§ **Set exercise A**:
In the coffee packaging text, what is the plastic overcap mainly meant to do?
§ **Set exercise B**:
Sum up the coffee packaging text in two sentences.

==== Page extract

Packaging for a can containing ground roasted coffee packed under atmospheric pressure and having a flexible peel-off lid which is vented to allow the escape of a buildup of carbon dioxide gases. A spacing structure prevents the vent valve in the lid from being closed by contact with the plastic overcap. The spacing structure may include bosses on the overcap which engage the vent valve or a pocket in the overcap which allows the flexible lid to reach a maximum height without engaging the overcap. A permanently opened passageway may be provided between the plastic overcap and the rim of the can to further facilitate the escape of carbon dioxide.

Description

FIELD OF THE INVENTION

This invention relates to a canned product which generates a gaseous pressure buildup, and to an improved arrangement for venting such gases.

BACKGROUND OF THE INVENTION

Historically, ground roast coffee packaged in a can has been vacuum packed. Recently, it has been found desirable to freshly package roast ground coffee in cans or other rigid or semi-rigid gas impervious packages under atmospheric pressure as contrasted to the prior vacuum packaged cans. Additionally, it has also been found desirable to close off the top of the can with a flexible peel-off easy opening seal or lid, whether the coffee was packed under a vacuum or atmospheric pressure. Examples of such peel-off easy opening lids are shown in the Bolton et al U.S. Pat. No. 5,688,544.

Packaged ground roast coffee gives off carbon dioxide which, in a sealed confined space will generate a pressure buildup within the container. In the case of vacuum packed ground roast coffee, this generation of carbon dioxide causes no problem because the pressure buildup simply tended to reduce the negative pressure within the sealed container. However, if the product is freshly packaged initially at atmospheric pressure without extensive degassing, then generated carbon dioxide will cause a pressure buildup in the can above atmospheric pressure. In atmospheric pressure packed ground roasted coffee cans now on the market, this pressure buildup caused by the generated carbon dioxide is dealt with by simply placing a vent valve in the top of the can. If the can is of a type having a flexible peel-off seal, the vent valve will be built directly into the flexible peel-off lid.

It is also highly desirable, if not a commercial necessity, to include with any coffee can a plastic overcap which is intended primarily to protect the coffee product within the package after the main airtight seal has been opened.

A problem has developed, however, in the case of a ground roast coffee can having a vented peel-off lid and a plastic overcap. It has been found that as the gas pressure builds up within the can it tends to dome the flexible lid upwardly and eventually against the overcap. This creates several problems. First, the constant extension of the flexible lid in its domed condition deforms the flexible lid, causing a wrinkled appearance which is unacceptable to the consumer. Additionally, the materials used to seal the vent valve to the lid, including silicon-based oils, would tend to be expelled from the valve opening and onto the surface of the overcap. This causes a visual blemish which is also unacceptable to the consumer. Additionally, if the valve is sufficiently blocked, the gas within the can can cause the can itself to bulge outwardly, which again is unacceptable to the consumer.

========
==== Record excerpts

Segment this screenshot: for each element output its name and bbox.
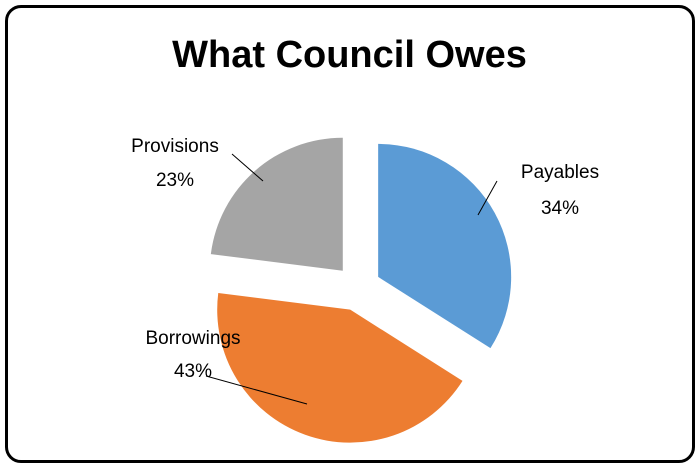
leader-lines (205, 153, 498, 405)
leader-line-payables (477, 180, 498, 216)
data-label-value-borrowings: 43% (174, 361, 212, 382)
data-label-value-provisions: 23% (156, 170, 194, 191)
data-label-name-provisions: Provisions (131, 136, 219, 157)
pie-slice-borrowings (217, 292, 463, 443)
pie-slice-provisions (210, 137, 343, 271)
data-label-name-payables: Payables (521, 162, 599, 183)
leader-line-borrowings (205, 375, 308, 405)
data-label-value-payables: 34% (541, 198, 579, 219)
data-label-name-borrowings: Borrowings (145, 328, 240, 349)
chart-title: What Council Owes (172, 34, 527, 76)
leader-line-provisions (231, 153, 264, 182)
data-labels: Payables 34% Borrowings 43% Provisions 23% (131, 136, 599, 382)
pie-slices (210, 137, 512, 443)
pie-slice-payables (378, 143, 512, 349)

========
==== Record excerpts

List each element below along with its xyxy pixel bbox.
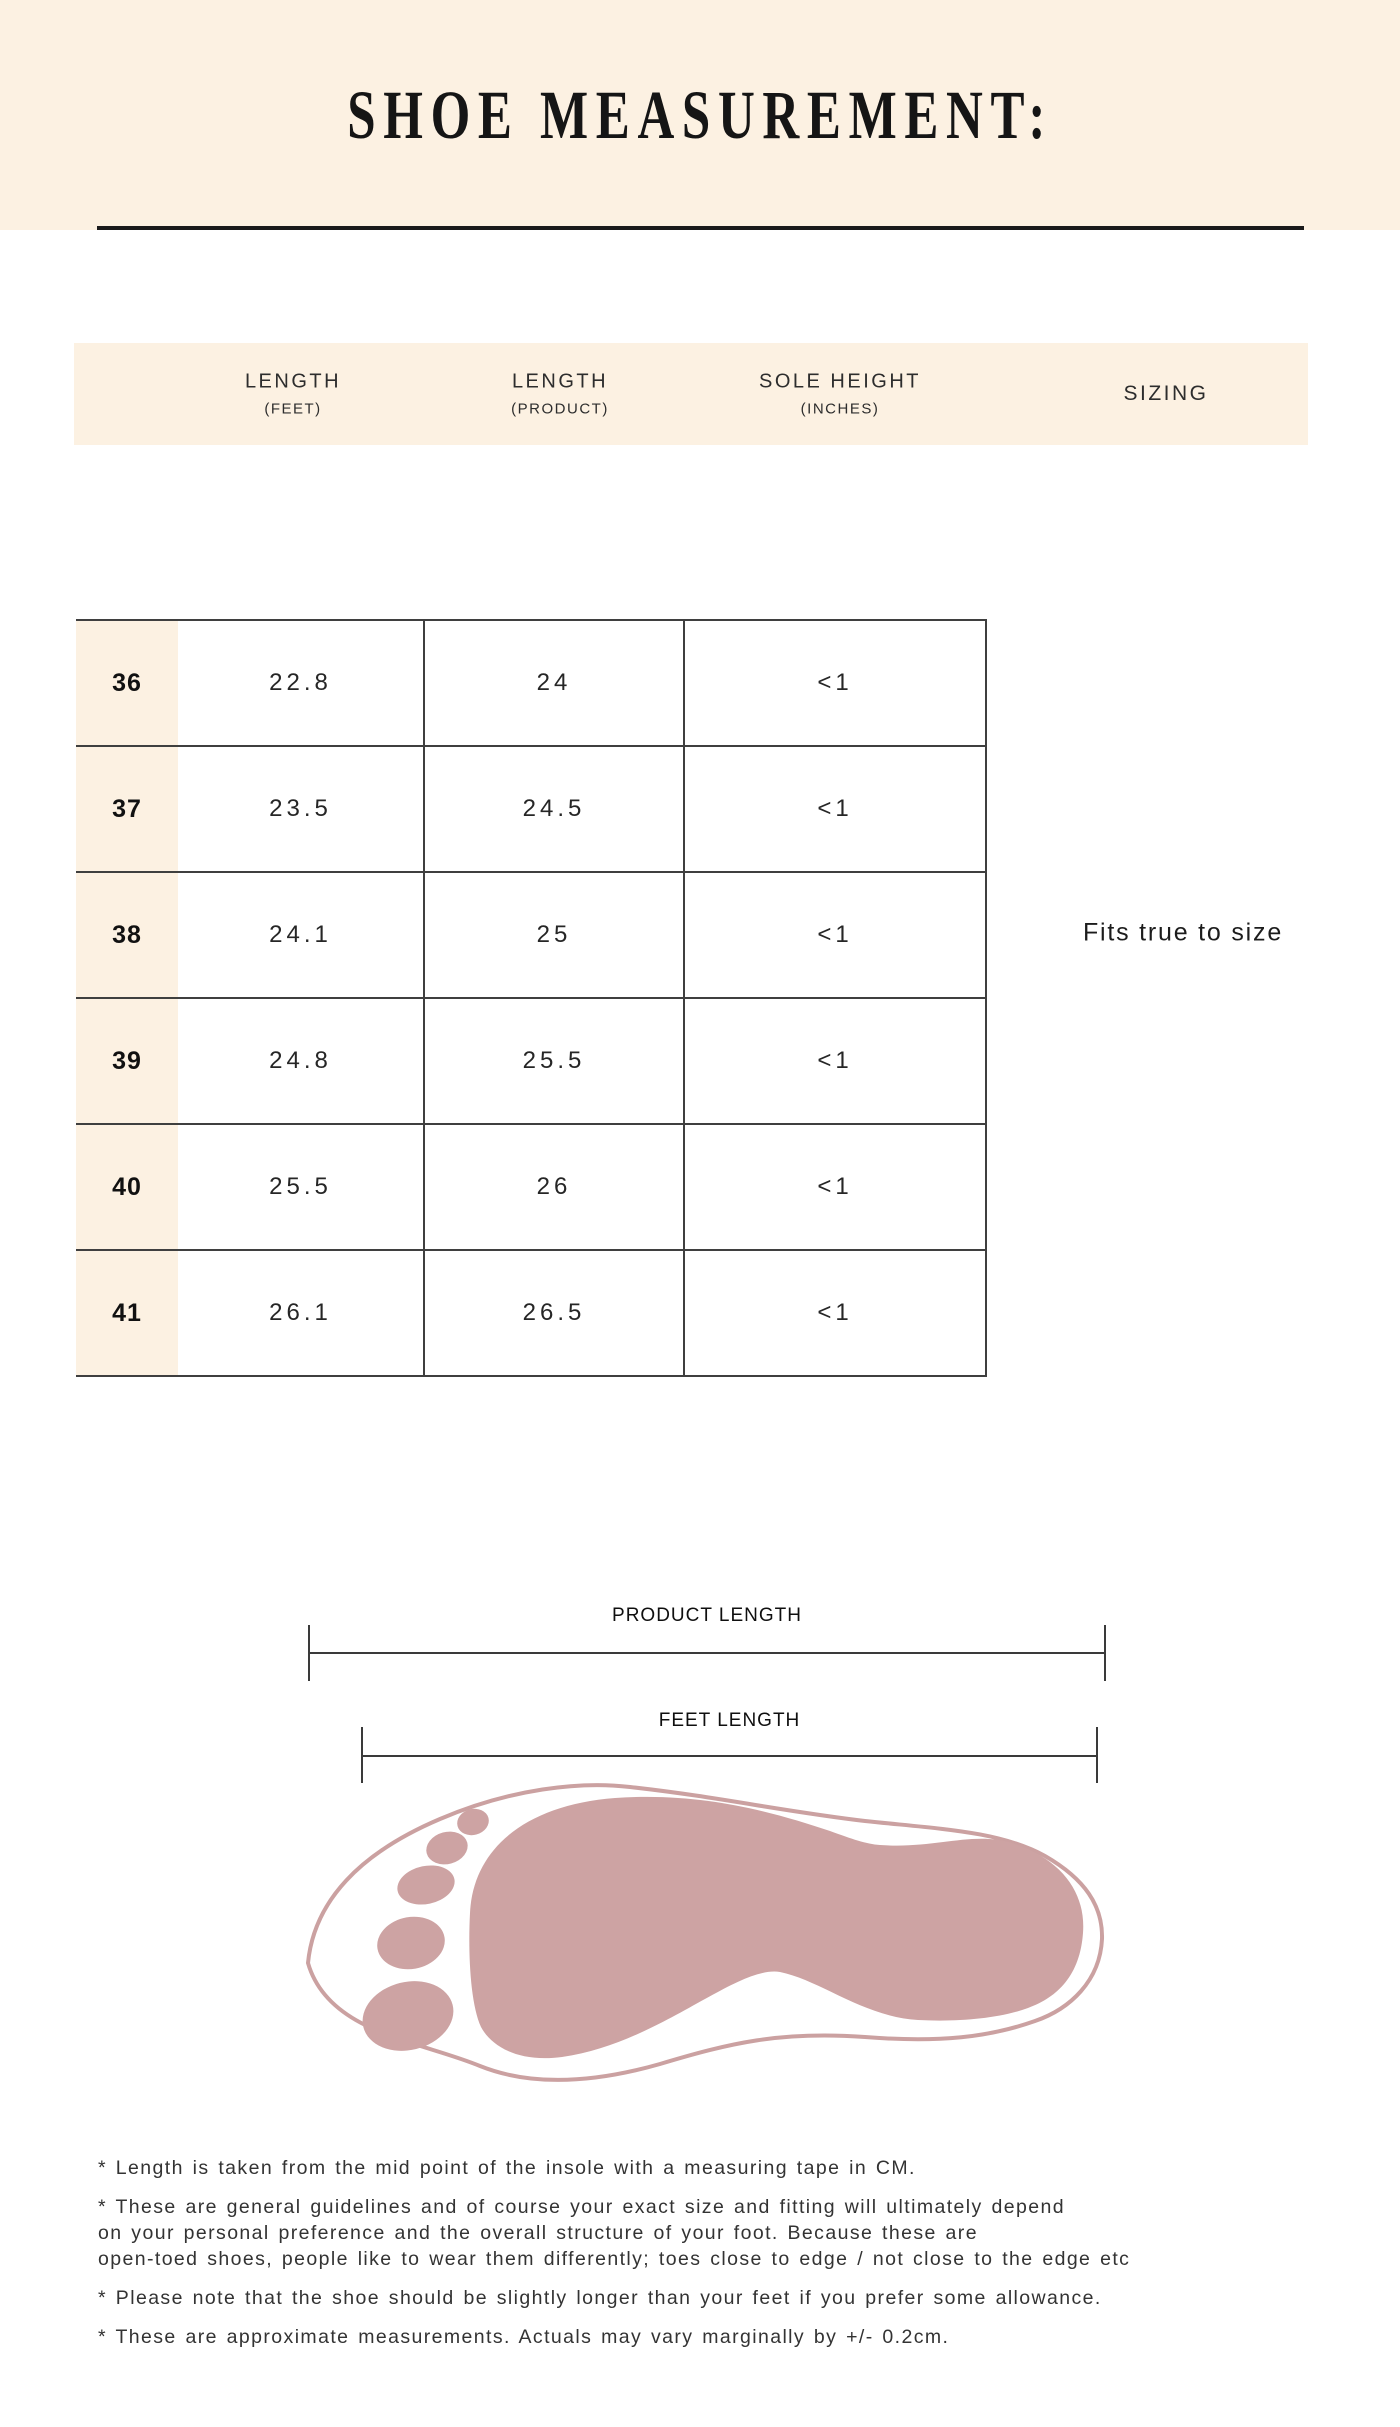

========
==== Record excerpts

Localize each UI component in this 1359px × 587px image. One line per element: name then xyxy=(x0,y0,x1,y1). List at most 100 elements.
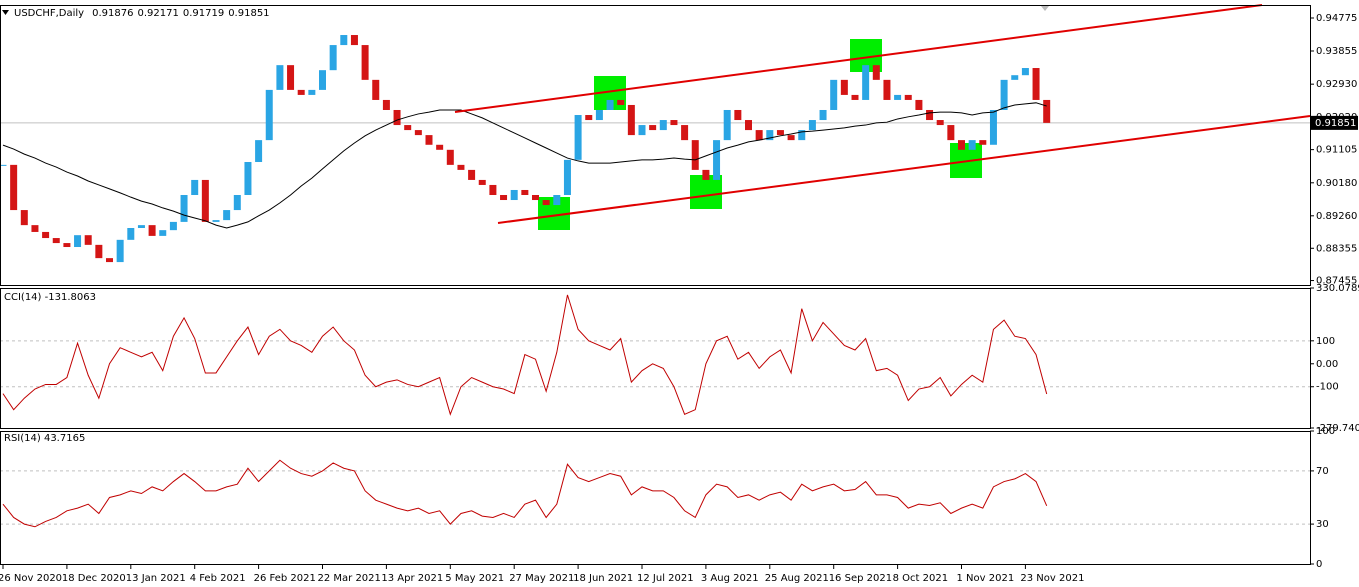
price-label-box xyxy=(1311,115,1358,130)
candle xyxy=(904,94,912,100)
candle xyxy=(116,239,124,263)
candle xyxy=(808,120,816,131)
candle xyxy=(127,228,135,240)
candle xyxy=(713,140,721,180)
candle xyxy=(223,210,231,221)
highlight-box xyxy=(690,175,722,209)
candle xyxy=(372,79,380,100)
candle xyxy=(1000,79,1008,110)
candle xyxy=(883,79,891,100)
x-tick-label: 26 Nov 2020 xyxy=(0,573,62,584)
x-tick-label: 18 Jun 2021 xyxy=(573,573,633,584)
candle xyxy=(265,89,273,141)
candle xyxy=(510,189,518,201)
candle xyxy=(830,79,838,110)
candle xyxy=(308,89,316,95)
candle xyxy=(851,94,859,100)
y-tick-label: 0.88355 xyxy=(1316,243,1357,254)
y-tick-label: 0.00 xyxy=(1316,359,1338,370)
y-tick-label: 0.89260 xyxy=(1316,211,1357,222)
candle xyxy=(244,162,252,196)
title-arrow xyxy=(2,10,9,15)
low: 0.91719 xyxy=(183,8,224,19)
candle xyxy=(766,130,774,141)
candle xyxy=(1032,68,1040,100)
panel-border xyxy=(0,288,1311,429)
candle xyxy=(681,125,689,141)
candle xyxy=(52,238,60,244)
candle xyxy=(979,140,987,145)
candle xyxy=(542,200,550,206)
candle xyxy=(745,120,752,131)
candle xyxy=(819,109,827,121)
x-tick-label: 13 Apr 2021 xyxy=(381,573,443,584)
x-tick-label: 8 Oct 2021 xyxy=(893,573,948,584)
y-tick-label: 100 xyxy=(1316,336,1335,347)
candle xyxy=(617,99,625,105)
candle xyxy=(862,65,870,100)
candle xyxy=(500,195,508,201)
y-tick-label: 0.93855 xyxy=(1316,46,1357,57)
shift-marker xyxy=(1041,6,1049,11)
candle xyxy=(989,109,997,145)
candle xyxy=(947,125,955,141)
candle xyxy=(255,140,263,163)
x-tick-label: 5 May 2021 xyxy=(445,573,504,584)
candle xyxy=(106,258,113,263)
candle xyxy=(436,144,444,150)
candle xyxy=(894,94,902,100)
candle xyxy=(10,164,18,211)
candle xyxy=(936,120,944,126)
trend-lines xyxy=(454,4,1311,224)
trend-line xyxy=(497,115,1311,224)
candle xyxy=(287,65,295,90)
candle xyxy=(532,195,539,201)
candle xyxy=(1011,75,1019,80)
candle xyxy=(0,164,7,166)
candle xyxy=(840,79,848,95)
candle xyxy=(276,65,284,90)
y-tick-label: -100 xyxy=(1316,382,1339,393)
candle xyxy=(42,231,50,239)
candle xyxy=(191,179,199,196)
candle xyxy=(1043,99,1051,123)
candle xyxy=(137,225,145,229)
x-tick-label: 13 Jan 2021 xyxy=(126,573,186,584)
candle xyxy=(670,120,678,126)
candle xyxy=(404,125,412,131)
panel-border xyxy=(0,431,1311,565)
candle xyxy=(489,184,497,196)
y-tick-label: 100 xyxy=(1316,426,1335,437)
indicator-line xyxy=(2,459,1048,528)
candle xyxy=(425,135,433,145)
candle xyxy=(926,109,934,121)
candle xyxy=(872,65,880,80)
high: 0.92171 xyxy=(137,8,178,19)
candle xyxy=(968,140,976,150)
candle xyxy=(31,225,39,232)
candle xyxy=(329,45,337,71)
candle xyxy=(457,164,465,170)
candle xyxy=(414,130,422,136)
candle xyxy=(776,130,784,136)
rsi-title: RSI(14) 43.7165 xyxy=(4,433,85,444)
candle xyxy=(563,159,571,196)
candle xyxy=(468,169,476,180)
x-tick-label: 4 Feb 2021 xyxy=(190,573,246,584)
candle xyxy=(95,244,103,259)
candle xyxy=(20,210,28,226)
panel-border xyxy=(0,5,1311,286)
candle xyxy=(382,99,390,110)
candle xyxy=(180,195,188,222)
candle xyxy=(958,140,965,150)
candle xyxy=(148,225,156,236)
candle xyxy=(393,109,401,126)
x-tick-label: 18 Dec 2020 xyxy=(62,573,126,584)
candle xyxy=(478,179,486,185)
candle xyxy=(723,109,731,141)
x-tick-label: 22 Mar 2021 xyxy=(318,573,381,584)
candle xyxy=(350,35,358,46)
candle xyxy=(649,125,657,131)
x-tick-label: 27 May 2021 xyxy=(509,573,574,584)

========

§ **Task response A**:
It is meant to protect the coffee inside the package after the main airtight seal has been opened.

§ **Task response B**:
Ground roasted coffee packed in a can at atmospheric pressure gives off carbon dioxide, so the can's flexible peel-off lid has a vent valve, and a spacing structure keeps the plastic overcap from closing that valve. Without such a structure, gas pressure domes the lid up against the overcap, which wrinkles the lid, pushes valve sealing materials onto the overcap, and can make the can bulge if the valve is blocked enough.